▶ _Entries provided_:
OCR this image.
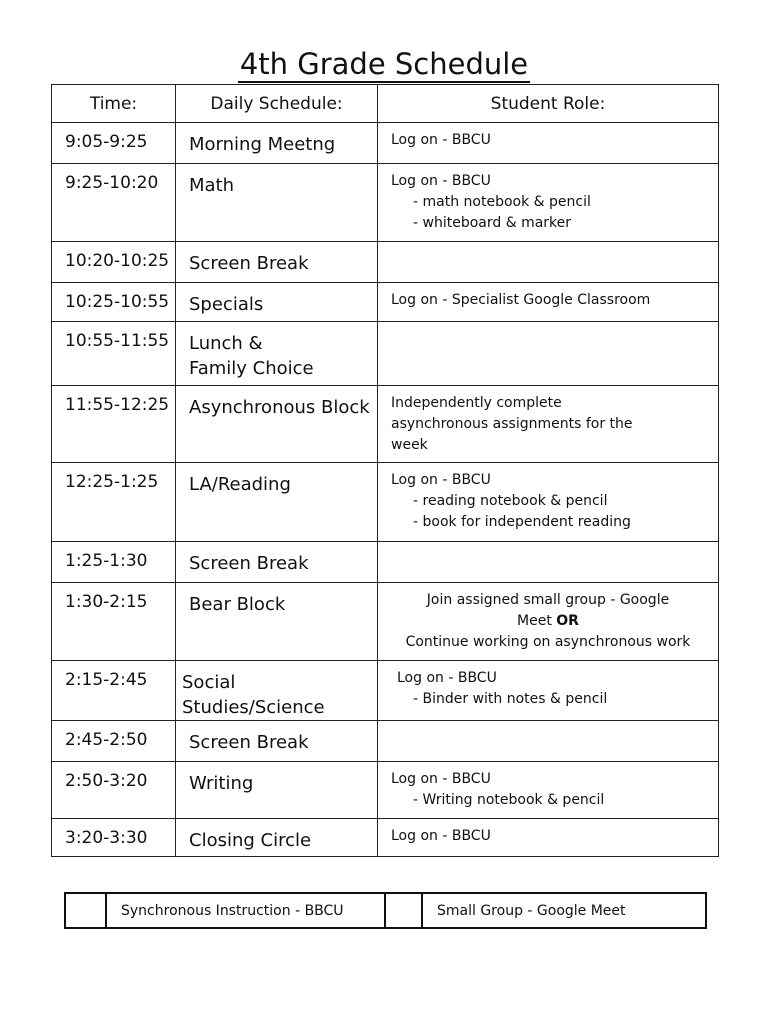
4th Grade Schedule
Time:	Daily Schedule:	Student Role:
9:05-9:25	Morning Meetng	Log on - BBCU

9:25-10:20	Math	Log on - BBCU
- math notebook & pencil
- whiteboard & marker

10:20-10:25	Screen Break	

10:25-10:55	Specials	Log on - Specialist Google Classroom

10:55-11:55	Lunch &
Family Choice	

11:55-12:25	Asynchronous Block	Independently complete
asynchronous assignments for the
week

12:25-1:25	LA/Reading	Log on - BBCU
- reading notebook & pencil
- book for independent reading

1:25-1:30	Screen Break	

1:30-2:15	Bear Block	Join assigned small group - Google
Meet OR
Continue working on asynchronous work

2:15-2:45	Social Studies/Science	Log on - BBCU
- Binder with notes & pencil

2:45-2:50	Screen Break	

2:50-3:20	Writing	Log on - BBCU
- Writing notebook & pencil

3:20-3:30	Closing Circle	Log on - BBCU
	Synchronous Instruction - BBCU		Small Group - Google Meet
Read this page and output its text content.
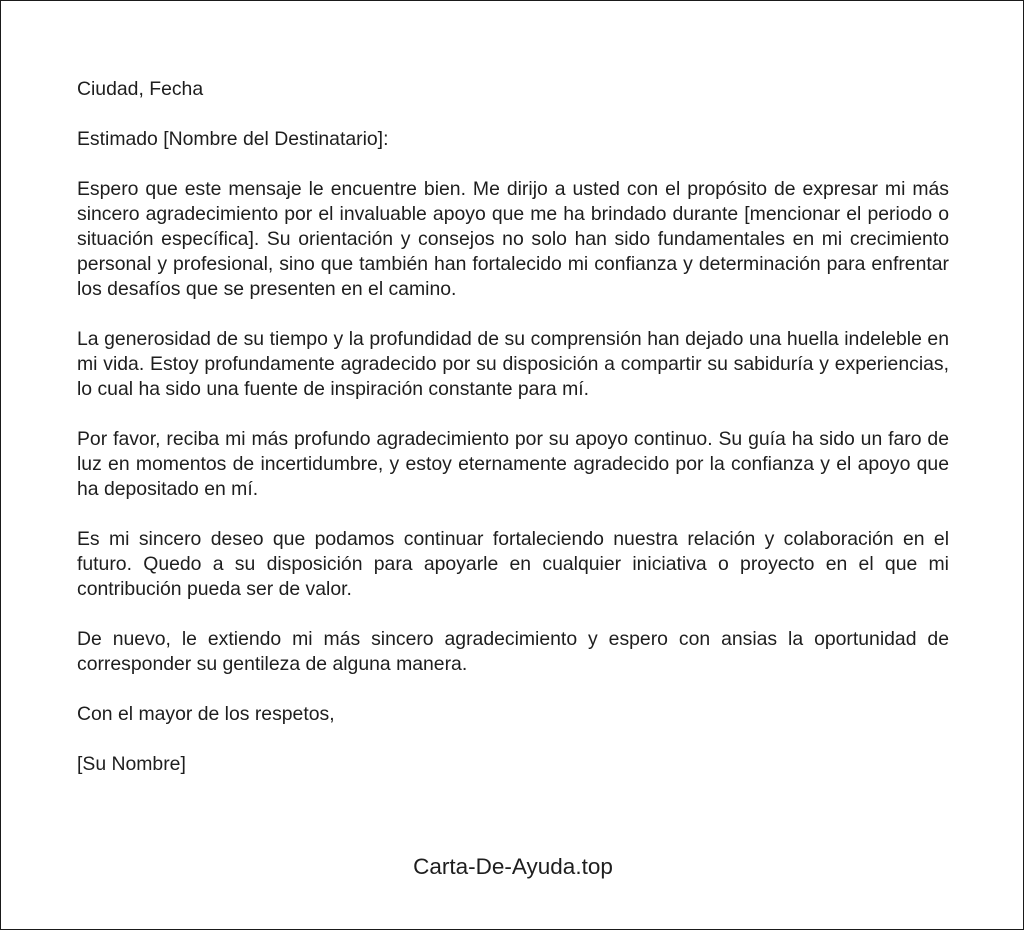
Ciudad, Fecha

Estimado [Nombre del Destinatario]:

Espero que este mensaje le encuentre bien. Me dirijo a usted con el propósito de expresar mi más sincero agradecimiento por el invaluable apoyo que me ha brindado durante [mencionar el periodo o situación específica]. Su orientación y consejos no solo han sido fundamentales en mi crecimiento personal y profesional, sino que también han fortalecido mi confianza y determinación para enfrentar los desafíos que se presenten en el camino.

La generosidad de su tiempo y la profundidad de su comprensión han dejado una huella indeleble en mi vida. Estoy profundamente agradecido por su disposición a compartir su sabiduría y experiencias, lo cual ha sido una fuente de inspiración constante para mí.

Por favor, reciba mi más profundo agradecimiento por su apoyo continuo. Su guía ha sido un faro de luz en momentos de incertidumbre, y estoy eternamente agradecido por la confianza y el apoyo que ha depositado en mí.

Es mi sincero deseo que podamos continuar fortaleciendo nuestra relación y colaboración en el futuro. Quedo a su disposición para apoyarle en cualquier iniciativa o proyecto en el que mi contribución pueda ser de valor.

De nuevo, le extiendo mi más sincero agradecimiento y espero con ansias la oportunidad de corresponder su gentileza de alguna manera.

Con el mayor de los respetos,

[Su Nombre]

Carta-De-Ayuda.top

▶ _Task objective_:
Output the entries above exactly. Drop the pictures.

▶ _Answer below_:
OCR this image.
4th Grade Schedule
Time:	Daily Schedule:	Student Role:
9:05-9:25	Morning Meetng	Log on - BBCU

9:25-10:20	Math	Log on - BBCU
- math notebook & pencil
- whiteboard & marker

10:20-10:25	Screen Break	

10:25-10:55	Specials	Log on - Specialist Google Classroom

10:55-11:55	Lunch &
Family Choice	

11:55-12:25	Asynchronous Block	Independently complete
asynchronous assignments for the
week

12:25-1:25	LA/Reading	Log on - BBCU
- reading notebook & pencil
- book for independent reading

1:25-1:30	Screen Break	

1:30-2:15	Bear Block	Join assigned small group - Google
Meet OR
Continue working on asynchronous work

2:15-2:45	Social Studies/Science	Log on - BBCU
- Binder with notes & pencil

2:45-2:50	Screen Break	

2:50-3:20	Writing	Log on - BBCU
- Writing notebook & pencil

3:20-3:30	Closing Circle	Log on - BBCU
	Synchronous Instruction - BBCU		Small Group - Google Meet
Read this page and output its text content.
Ciudad, Fecha

Estimado [Nombre del Destinatario]:

Espero que este mensaje le encuentre bien. Me dirijo a usted con el propósito de expresar mi más sincero agradecimiento por el invaluable apoyo que me ha brindado durante [mencionar el periodo o situación específica]. Su orientación y consejos no solo han sido fundamentales en mi crecimiento personal y profesional, sino que también han fortalecido mi confianza y determinación para enfrentar los desafíos que se presenten en el camino.

La generosidad de su tiempo y la profundidad de su comprensión han dejado una huella indeleble en mi vida. Estoy profundamente agradecido por su disposición a compartir su sabiduría y experiencias, lo cual ha sido una fuente de inspiración constante para mí.

Por favor, reciba mi más profundo agradecimiento por su apoyo continuo. Su guía ha sido un faro de luz en momentos de incertidumbre, y estoy eternamente agradecido por la confianza y el apoyo que ha depositado en mí.

Es mi sincero deseo que podamos continuar fortaleciendo nuestra relación y colaboración en el futuro. Quedo a su disposición para apoyarle en cualquier iniciativa o proyecto en el que mi contribución pueda ser de valor.

De nuevo, le extiendo mi más sincero agradecimiento y espero con ansias la oportunidad de corresponder su gentileza de alguna manera.

Con el mayor de los respetos,

[Su Nombre]

Carta-De-Ayuda.top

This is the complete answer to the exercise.